Given request.
Copy down every line where the string "categories" shows up.

+-------+

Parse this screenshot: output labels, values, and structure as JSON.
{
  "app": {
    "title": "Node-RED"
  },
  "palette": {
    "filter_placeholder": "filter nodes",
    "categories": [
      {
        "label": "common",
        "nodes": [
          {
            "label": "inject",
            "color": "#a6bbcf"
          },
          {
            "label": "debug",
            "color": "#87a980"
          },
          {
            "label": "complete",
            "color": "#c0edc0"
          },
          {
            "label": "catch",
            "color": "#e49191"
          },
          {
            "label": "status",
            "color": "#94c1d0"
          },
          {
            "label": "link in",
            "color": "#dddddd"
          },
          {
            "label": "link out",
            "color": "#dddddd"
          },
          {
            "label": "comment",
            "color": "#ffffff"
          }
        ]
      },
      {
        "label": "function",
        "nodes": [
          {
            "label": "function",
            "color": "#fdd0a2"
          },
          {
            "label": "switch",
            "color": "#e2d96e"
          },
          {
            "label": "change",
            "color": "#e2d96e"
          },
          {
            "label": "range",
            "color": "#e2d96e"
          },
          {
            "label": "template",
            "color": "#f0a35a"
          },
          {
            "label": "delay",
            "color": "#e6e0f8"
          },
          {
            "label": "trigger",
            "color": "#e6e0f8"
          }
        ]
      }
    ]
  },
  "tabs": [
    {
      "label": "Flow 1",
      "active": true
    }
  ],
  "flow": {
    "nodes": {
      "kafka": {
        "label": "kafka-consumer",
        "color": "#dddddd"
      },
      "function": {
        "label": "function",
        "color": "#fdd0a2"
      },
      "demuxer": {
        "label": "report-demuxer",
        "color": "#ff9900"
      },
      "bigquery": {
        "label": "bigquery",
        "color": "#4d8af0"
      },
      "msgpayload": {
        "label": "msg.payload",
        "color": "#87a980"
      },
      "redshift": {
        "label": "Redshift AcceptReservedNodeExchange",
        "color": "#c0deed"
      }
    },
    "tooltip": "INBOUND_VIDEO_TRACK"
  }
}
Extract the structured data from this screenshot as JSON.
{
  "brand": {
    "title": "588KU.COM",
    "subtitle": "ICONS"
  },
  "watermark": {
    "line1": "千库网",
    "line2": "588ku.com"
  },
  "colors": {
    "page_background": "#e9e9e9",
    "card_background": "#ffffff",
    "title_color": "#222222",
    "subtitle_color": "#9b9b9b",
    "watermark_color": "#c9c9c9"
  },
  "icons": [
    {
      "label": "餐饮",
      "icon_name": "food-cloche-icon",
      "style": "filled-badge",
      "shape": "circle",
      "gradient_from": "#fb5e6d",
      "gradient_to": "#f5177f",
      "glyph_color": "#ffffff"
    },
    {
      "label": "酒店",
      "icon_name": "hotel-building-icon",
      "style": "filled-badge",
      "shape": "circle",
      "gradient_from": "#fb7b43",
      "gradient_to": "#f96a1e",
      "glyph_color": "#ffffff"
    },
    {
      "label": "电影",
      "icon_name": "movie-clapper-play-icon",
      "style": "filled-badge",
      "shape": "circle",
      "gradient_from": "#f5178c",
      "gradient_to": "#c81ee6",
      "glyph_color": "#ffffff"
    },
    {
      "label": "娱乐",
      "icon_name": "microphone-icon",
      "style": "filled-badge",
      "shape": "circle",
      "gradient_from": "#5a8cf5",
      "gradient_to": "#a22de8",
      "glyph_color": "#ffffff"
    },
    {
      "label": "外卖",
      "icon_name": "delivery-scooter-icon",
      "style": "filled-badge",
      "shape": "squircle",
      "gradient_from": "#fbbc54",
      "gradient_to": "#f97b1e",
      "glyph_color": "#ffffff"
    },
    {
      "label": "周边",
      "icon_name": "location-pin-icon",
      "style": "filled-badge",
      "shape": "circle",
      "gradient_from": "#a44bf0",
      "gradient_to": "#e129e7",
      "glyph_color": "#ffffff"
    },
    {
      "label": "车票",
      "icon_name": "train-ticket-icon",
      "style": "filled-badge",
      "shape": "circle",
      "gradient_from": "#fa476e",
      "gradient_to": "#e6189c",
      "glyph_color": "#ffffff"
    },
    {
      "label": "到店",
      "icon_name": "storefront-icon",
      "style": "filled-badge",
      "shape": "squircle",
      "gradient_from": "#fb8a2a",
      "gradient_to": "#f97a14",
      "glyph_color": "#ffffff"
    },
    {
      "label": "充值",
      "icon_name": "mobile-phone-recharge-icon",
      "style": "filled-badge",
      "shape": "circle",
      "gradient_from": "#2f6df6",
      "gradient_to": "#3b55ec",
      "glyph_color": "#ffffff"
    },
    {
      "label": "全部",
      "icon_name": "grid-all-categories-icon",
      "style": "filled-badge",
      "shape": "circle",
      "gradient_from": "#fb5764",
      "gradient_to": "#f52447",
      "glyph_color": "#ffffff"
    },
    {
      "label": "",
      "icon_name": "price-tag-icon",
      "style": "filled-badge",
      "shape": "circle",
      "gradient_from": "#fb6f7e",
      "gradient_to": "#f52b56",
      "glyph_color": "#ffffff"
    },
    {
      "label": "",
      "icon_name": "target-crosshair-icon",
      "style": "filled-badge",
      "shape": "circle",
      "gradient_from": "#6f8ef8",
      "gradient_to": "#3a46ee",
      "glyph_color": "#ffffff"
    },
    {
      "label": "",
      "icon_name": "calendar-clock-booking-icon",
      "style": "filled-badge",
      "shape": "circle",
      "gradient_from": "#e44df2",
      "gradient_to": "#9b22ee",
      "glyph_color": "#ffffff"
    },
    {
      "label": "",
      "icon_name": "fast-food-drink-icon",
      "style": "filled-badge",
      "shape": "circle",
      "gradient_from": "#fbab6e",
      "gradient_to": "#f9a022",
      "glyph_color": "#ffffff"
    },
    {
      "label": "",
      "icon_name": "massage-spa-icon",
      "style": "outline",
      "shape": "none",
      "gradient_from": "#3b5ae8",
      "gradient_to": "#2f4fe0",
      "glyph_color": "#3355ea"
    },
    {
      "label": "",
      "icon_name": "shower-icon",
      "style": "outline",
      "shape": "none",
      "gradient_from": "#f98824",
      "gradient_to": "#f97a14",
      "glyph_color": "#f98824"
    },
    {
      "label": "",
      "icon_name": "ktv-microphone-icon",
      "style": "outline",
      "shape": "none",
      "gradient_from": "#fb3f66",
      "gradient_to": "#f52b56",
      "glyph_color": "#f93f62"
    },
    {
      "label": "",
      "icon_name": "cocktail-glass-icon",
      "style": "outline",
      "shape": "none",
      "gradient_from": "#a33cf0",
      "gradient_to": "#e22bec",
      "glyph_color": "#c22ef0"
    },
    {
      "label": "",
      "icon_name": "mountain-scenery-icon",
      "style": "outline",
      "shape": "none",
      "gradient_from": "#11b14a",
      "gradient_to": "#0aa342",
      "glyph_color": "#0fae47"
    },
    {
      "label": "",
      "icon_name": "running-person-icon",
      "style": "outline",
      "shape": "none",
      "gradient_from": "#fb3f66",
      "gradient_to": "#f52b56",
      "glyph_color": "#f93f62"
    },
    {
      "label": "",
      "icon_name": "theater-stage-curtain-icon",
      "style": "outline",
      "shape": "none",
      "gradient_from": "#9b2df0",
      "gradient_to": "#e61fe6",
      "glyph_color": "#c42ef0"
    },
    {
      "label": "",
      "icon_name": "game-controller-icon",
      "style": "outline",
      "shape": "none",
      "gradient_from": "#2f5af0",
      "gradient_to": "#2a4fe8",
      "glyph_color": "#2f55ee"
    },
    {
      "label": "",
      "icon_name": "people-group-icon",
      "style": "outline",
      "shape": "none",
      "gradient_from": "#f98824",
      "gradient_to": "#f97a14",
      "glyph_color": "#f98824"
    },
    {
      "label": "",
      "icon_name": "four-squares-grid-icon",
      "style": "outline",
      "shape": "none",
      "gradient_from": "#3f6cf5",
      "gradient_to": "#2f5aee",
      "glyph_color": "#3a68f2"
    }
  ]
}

+-------+

Final answer.
    "categories": [
      "icon_name": "grid-all-categories-icon",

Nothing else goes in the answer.